[Your instructions] Each record is to be printed again precisely as it reads.

====== Record list ======

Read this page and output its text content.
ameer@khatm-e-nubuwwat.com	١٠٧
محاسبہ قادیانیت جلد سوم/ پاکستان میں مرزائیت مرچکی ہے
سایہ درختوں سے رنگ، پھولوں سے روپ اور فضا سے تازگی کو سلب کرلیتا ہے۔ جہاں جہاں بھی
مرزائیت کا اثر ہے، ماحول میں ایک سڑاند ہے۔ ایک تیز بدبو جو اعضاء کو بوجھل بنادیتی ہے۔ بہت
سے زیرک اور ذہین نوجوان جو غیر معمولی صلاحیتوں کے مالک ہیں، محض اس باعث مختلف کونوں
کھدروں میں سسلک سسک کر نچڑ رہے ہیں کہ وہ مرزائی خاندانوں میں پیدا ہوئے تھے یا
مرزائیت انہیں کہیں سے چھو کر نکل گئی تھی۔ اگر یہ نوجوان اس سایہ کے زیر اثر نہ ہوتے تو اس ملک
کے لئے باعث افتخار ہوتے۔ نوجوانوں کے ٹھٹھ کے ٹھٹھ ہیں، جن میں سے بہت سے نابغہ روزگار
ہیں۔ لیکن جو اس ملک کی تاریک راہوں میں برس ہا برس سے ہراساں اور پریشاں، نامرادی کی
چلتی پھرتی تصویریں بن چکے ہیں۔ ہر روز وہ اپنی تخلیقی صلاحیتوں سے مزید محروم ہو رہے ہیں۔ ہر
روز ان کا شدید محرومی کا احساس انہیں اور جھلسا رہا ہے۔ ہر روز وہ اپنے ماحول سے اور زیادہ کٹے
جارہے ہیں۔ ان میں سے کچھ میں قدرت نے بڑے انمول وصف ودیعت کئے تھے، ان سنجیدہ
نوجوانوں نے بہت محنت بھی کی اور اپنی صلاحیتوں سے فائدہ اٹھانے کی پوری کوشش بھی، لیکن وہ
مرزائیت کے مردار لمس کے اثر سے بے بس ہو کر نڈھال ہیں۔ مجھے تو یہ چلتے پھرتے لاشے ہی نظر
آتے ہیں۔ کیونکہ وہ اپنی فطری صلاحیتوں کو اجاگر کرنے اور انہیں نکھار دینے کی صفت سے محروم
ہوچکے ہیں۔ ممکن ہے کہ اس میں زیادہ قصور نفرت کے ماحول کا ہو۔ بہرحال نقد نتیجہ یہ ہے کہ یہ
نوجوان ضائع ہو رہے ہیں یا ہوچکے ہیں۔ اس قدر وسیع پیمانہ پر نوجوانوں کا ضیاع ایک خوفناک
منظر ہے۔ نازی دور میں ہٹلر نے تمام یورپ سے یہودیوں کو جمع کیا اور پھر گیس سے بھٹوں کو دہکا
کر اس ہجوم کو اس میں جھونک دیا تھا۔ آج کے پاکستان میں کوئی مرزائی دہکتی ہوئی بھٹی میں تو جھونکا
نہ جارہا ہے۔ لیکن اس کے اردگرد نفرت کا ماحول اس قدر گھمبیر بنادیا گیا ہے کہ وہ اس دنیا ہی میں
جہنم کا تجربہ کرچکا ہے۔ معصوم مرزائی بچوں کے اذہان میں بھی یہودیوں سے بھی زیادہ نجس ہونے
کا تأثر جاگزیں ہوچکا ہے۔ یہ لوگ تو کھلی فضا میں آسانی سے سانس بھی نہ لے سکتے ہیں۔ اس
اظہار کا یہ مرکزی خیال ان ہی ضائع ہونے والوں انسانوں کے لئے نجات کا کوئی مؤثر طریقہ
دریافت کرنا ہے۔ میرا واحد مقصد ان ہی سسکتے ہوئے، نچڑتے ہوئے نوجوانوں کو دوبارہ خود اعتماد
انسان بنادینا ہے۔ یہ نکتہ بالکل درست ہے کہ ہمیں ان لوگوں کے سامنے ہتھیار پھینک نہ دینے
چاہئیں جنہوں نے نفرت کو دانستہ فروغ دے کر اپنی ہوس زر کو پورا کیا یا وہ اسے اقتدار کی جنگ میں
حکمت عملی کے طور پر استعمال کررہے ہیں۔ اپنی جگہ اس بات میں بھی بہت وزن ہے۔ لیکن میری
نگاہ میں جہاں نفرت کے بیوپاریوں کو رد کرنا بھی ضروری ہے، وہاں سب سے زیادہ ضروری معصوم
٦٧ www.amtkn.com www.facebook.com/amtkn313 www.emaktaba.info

======

[Task solution]
Read this page and output its text content.
ameer@khatm-e-nubuwwat.com	١٠٧
محاسبہ قادیانیت جلد سوم/ پاکستان میں مرزائیت مرچکی ہے
سایہ درختوں سے رنگ، پھولوں سے روپ اور فضا سے تازگی کو سلب کرلیتا ہے۔ جہاں جہاں بھی
مرزائیت کا اثر ہے، ماحول میں ایک سڑاند ہے۔ ایک تیز بدبو جو اعضاء کو بوجھل بنادیتی ہے۔ بہت
سے زیرک اور ذہین نوجوان جو غیر معمولی صلاحیتوں کے مالک ہیں، محض اس باعث مختلف کونوں
کھدروں میں سسلک سسک کر نچڑ رہے ہیں کہ وہ مرزائی خاندانوں میں پیدا ہوئے تھے یا
مرزائیت انہیں کہیں سے چھو کر نکل گئی تھی۔ اگر یہ نوجوان اس سایہ کے زیر اثر نہ ہوتے تو اس ملک
کے لئے باعث افتخار ہوتے۔ نوجوانوں کے ٹھٹھ کے ٹھٹھ ہیں، جن میں سے بہت سے نابغہ روزگار
ہیں۔ لیکن جو اس ملک کی تاریک راہوں میں برس ہا برس سے ہراساں اور پریشاں، نامرادی کی
چلتی پھرتی تصویریں بن چکے ہیں۔ ہر روز وہ اپنی تخلیقی صلاحیتوں سے مزید محروم ہو رہے ہیں۔ ہر
روز ان کا شدید محرومی کا احساس انہیں اور جھلسا رہا ہے۔ ہر روز وہ اپنے ماحول سے اور زیادہ کٹے
جارہے ہیں۔ ان میں سے کچھ میں قدرت نے بڑے انمول وصف ودیعت کئے تھے، ان سنجیدہ
نوجوانوں نے بہت محنت بھی کی اور اپنی صلاحیتوں سے فائدہ اٹھانے کی پوری کوشش بھی، لیکن وہ
مرزائیت کے مردار لمس کے اثر سے بے بس ہو کر نڈھال ہیں۔ مجھے تو یہ چلتے پھرتے لاشے ہی نظر
آتے ہیں۔ کیونکہ وہ اپنی فطری صلاحیتوں کو اجاگر کرنے اور انہیں نکھار دینے کی صفت سے محروم
ہوچکے ہیں۔ ممکن ہے کہ اس میں زیادہ قصور نفرت کے ماحول کا ہو۔ بہرحال نقد نتیجہ یہ ہے کہ یہ
نوجوان ضائع ہو رہے ہیں یا ہوچکے ہیں۔ اس قدر وسیع پیمانہ پر نوجوانوں کا ضیاع ایک خوفناک
منظر ہے۔ نازی دور میں ہٹلر نے تمام یورپ سے یہودیوں کو جمع کیا اور پھر گیس سے بھٹوں کو دہکا
کر اس ہجوم کو اس میں جھونک دیا تھا۔ آج کے پاکستان میں کوئی مرزائی دہکتی ہوئی بھٹی میں تو جھونکا
نہ جارہا ہے۔ لیکن اس کے اردگرد نفرت کا ماحول اس قدر گھمبیر بنادیا گیا ہے کہ وہ اس دنیا ہی میں
جہنم کا تجربہ کرچکا ہے۔ معصوم مرزائی بچوں کے اذہان میں بھی یہودیوں سے بھی زیادہ نجس ہونے
کا تأثر جاگزیں ہوچکا ہے۔ یہ لوگ تو کھلی فضا میں آسانی سے سانس بھی نہ لے سکتے ہیں۔ اس
اظہار کا یہ مرکزی خیال ان ہی ضائع ہونے والوں انسانوں کے لئے نجات کا کوئی مؤثر طریقہ
دریافت کرنا ہے۔ میرا واحد مقصد ان ہی سسکتے ہوئے، نچڑتے ہوئے نوجوانوں کو دوبارہ خود اعتماد
انسان بنادینا ہے۔ یہ نکتہ بالکل درست ہے کہ ہمیں ان لوگوں کے سامنے ہتھیار پھینک نہ دینے
چاہئیں جنہوں نے نفرت کو دانستہ فروغ دے کر اپنی ہوس زر کو پورا کیا یا وہ اسے اقتدار کی جنگ میں
حکمت عملی کے طور پر استعمال کررہے ہیں۔ اپنی جگہ اس بات میں بھی بہت وزن ہے۔ لیکن میری
نگاہ میں جہاں نفرت کے بیوپاریوں کو رد کرنا بھی ضروری ہے، وہاں سب سے زیادہ ضروری معصوم
٦٧ www.amtkn.com www.facebook.com/amtkn313 www.emaktaba.info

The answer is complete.